### Kaynak metin
12 Kasım 2016 Cumartesi

Her şeye sahipken, hiç bir şeye sahip olamamak...

        Bundan birkaç yıl önce bir psikologun yanında asistanlık yapan arkadaşımla sohbet ediyorduk.  O aralar tükenmişlik sendromu furyası var. Gel seninle ufak bir test yapalım. Sende belirtileri var dedi. Yüzüne karşı bir şey diyemedim ama içimden bir siktir git demedim değil. Tuhaf bir adamım kabul ediyorum. Eğer içimden geliyorsa çok güzel muhabbet ederim. Çünkü pozitif bir enerjim var. Hayatıma anlam katmaya çalışıyorum. Gülüyorum, güldürüyorum. En çok kendimle alay ediyorum. O kadar çok arkadaşım var ki. Gardropta giymeye kıyamadığım kıyafetler gibiler. O yüzden kafam karışıyor hangisine ilgi göstereceğim konusunda. O yüzden önce bayram mesajlarına dönmemeye başladım, sonra kandiller, yolda gördüğümde yolumu değiştirmeye başladım. Yavaş yavaş eksildiler hayatımdan. 

       Büyümekle çocukluk ettik bir kere yapacak bir şey yok. Büyüdükçe aile denen kavramı da sorguladım. Küçük bir çocukken dedemin bahçesinde koşardık, salıncakta sallanır,  çimenlere uzanırdık. Biz farkında değildik ama aileler bizi kıyaslardı. Benim çocuğum daha zeki, benim çocuğum daha efendi, daha çalışkan... İnsanlar neden çocuk yapar? Misal baba açısından düşünelim. Belli bir yaştan sonra istese de kaldıramıyor. O yüzden kendi oğlunun ki ile gerdeğe giriyor. Anneler mi ah onlar kıyamazlar çocuklarına!

### Satırlar
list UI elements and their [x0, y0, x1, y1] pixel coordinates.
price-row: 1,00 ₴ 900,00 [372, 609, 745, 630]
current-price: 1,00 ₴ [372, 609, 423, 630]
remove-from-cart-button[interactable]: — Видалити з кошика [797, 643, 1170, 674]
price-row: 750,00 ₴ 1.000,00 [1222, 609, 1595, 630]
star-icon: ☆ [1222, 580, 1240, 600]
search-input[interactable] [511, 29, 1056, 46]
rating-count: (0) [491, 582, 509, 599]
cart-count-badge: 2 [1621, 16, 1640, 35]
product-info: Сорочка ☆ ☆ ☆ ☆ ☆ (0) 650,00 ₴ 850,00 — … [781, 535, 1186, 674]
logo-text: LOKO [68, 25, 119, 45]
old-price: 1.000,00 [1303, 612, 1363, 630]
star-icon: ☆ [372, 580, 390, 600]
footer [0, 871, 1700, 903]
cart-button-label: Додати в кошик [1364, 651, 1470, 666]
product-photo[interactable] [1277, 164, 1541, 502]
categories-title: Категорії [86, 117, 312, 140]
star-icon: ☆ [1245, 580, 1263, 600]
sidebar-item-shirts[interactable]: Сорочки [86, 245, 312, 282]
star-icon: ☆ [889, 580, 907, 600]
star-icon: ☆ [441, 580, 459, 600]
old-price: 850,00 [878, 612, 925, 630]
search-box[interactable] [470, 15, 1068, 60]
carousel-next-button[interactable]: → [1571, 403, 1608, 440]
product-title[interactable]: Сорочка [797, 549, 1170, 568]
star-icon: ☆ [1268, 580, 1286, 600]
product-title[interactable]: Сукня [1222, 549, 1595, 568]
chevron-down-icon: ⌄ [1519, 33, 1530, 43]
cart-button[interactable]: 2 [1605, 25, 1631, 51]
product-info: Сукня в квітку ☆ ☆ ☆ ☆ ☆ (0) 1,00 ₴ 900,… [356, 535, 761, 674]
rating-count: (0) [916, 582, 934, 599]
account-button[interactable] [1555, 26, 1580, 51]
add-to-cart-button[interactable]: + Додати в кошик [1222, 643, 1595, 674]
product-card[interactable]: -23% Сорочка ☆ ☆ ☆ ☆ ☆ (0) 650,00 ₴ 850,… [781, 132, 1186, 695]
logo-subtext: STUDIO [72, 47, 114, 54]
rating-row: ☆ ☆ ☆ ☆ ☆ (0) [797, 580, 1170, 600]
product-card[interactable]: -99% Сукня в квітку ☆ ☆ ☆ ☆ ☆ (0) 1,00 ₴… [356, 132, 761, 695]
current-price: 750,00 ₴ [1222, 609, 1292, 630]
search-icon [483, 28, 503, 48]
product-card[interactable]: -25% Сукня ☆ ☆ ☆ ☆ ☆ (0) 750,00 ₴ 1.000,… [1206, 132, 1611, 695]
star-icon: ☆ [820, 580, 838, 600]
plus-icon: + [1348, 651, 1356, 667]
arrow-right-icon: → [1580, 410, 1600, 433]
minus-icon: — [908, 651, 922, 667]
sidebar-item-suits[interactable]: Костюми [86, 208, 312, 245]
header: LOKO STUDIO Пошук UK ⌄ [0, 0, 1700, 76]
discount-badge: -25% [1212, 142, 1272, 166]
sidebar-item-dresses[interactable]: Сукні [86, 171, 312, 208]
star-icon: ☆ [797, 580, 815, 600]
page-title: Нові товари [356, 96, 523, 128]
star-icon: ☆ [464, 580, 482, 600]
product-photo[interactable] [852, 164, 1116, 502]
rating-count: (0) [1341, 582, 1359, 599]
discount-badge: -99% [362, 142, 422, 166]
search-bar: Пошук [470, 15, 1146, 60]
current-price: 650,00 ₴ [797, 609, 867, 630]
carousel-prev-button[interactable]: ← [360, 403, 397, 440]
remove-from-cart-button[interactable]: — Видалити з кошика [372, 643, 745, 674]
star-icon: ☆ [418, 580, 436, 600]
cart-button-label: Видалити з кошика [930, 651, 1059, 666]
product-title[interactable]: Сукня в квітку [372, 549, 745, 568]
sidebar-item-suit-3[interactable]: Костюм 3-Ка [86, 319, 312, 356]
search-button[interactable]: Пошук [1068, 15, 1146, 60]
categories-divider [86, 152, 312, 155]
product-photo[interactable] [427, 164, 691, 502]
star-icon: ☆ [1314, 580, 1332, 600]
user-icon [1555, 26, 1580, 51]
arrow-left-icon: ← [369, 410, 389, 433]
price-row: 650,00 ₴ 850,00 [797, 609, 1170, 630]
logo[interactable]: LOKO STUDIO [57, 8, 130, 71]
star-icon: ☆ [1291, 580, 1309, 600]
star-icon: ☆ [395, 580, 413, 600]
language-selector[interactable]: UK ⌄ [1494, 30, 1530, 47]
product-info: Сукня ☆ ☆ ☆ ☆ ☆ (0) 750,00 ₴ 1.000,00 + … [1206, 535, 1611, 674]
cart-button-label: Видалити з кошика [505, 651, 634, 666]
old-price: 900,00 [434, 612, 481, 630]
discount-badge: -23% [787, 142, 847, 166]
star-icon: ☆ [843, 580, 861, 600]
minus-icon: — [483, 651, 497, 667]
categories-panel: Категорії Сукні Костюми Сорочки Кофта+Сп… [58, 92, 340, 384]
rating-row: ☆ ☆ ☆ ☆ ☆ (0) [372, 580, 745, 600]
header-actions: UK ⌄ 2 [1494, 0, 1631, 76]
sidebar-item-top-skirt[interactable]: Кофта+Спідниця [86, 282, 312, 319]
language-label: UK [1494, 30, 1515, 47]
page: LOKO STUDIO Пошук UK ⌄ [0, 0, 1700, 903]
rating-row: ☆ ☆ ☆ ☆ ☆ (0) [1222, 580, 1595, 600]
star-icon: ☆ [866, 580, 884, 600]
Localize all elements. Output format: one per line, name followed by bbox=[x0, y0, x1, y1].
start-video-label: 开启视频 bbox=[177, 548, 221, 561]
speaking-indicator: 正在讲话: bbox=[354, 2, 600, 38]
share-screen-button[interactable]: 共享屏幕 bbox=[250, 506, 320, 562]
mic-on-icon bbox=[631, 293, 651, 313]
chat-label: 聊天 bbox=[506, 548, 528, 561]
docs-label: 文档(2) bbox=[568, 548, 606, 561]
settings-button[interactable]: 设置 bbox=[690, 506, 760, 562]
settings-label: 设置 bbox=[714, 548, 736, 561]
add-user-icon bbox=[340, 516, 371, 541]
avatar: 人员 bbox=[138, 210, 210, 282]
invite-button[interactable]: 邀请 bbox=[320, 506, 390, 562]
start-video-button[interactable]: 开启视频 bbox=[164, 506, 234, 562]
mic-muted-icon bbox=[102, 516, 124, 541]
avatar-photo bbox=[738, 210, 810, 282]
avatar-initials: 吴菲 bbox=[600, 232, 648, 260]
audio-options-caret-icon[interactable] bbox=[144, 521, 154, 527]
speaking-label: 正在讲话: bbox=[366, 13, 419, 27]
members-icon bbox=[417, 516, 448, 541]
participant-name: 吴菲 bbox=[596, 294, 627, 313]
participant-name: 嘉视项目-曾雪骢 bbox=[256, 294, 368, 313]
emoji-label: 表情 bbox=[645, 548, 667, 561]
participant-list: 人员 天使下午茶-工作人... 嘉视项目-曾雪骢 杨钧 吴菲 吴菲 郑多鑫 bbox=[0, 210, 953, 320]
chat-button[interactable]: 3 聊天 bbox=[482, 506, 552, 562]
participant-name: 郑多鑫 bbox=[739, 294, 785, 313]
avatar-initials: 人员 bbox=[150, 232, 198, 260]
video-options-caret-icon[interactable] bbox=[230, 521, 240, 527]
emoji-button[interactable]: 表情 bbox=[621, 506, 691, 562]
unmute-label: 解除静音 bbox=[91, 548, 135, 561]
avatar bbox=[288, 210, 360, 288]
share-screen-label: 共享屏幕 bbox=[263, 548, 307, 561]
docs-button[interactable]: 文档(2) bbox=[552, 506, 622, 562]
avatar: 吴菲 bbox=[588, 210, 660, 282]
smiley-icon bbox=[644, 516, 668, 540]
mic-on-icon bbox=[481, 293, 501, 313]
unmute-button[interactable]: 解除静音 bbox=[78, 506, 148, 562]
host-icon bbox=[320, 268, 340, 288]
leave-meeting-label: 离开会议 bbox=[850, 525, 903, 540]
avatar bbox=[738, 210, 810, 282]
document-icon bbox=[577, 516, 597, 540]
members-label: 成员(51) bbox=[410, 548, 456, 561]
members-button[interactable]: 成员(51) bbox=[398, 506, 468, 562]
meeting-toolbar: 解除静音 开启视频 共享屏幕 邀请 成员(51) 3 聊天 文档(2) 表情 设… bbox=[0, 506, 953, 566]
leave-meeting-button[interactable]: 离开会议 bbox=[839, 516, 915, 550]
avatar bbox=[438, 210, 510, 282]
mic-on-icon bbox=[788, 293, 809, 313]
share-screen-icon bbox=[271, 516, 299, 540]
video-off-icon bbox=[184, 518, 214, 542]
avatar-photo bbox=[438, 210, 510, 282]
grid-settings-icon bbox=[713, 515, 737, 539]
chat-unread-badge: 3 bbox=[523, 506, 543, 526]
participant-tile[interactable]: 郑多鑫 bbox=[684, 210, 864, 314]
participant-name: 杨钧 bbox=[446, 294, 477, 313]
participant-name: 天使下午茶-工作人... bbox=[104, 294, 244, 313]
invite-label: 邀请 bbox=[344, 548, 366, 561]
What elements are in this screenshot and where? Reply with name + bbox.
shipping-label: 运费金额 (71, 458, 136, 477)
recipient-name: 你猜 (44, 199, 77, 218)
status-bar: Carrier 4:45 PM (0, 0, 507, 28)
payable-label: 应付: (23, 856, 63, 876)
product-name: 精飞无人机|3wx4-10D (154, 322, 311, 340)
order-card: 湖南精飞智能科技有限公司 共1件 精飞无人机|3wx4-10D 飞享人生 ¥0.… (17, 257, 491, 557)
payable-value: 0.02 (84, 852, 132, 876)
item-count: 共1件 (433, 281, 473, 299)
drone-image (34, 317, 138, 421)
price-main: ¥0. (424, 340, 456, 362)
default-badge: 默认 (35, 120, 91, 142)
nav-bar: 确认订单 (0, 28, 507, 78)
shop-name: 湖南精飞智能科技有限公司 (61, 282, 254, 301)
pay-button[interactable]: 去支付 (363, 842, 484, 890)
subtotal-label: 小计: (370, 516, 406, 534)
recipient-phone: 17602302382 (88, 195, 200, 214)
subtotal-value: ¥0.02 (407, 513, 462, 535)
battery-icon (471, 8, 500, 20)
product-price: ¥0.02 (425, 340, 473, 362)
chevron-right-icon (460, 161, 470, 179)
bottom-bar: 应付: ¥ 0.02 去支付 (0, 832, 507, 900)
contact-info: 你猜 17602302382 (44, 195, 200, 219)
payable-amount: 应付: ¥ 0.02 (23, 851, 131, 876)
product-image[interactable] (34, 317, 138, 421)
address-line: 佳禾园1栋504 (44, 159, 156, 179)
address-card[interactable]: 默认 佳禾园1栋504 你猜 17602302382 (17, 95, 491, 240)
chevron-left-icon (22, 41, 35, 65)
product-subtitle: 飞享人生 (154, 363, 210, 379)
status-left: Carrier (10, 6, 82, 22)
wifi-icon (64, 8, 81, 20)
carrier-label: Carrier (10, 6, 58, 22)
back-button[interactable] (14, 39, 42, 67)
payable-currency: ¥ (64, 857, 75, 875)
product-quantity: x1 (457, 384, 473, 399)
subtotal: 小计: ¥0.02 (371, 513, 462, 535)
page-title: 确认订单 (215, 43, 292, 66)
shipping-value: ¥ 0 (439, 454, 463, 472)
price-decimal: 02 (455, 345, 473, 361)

### Yönergeler
1 > Kayıtların ilk satırından başlayıp "footer [0, 871, 1700, 903]" ifadesini içeren satıra kadar, iki uç da dahil olmak üzere, yalnızca bu satırları aynen kopyalayın.
2 > Arkadaşlıklar, büyümek ve aile üzerine yazılmış kişisel yazıyı kaldığı yerden sürdürün.

### Yanıtlar
1 >
list UI elements and their [x0, y0, x1, y1] pixel coordinates.
price-row: 1,00 ₴ 900,00 [372, 609, 745, 630]
current-price: 1,00 ₴ [372, 609, 423, 630]
remove-from-cart-button[interactable]: — Видалити з кошика [797, 643, 1170, 674]
price-row: 750,00 ₴ 1.000,00 [1222, 609, 1595, 630]
star-icon: ☆ [1222, 580, 1240, 600]
search-input[interactable] [511, 29, 1056, 46]
rating-count: (0) [491, 582, 509, 599]
cart-count-badge: 2 [1621, 16, 1640, 35]
product-info: Сорочка ☆ ☆ ☆ ☆ ☆ (0) 650,00 ₴ 850,00 — … [781, 535, 1186, 674]
logo-text: LOKO [68, 25, 119, 45]
old-price: 1.000,00 [1303, 612, 1363, 630]
star-icon: ☆ [372, 580, 390, 600]
footer [0, 871, 1700, 903]

2 >
         Küçücük bir çocuk iken babama bir gün büyük bir futbolcu olacağımı söylerdim. Ufak at da civcivler yesin derdi. Sonra lise de Jack London okumaya başladım. Artık bir kahramanım vardı. Baba dedim ben avukat olacağım. Babam ufak at da civcivler yesin demedi tabi. Büyüdüğüm için şöyle bir imalı baktı. Sonuç belli avukat olamadım. 18 yaşımda edebiyat veya sosyoloji okuyarak para kazanabileceğimi anlatamadığım için; evimden kilometrelerce uzağa gidip ekonomi eğitimi aldım. Evet bugün devletin vergileri bize nasıl geçirdiğini çok iyi biliyorum. Enflasyon, stagflasyon, resesyon, depresyon sorun sorun hiç çekinmeyin. 26 yaşımda kendimce şiirler, makaleler, romanlar yazmaya çalışıyorum. Belki bir gün yazar olabilirim diye. Sütten ağzım yandığı için yoğurdu üfleyerek yiyorum. Çünkü ben yazar olmak istiyorum dersem. Birileri yine ufak at da civcivler yesin diyecek. 

             İş çıkışı Levent'ten Zincirlikuyu'ya kadar yürüyorum. Niye mi? Yaptığım işten neden nefret ettiğimi anlatıp rahatlamak için. İhtiyacım olan tek şey sadece yaşadığımı hissetmek. Şiir okumak, şiir yazmak, sahafları gezmek, yeni kitaplar keşfetmek, küçük esnaf lokantalarına gitmek, Üsküdar'da bir bank köşesine oturup hayal kurmak. Mutlu olmak için her şeye sahip olduğumun farkındayım. Peki siz farkında mısınız? Şu an yaptığım işte zengin olamayacağım kesin. Zaten olmak isteyen kim. Fakat akıl sağlığı, mide ağrısı, sinir, stres... Ben işimi seviyorum. Çünkü her sabah kalkıp okuduğum alanla ilgili faydalı bir şeyler yapabiliyorum. Ekonomiye katma değer katıyorum. Zorlu Ailesi daha zengin olsun, daha fazla yatırım yapsın, daha çok insan istihdam edebilsin, insanlar evlerine ekmek götürebilsin diye çalışıyorum. Peki sevmediğim nedir? İnsanlar...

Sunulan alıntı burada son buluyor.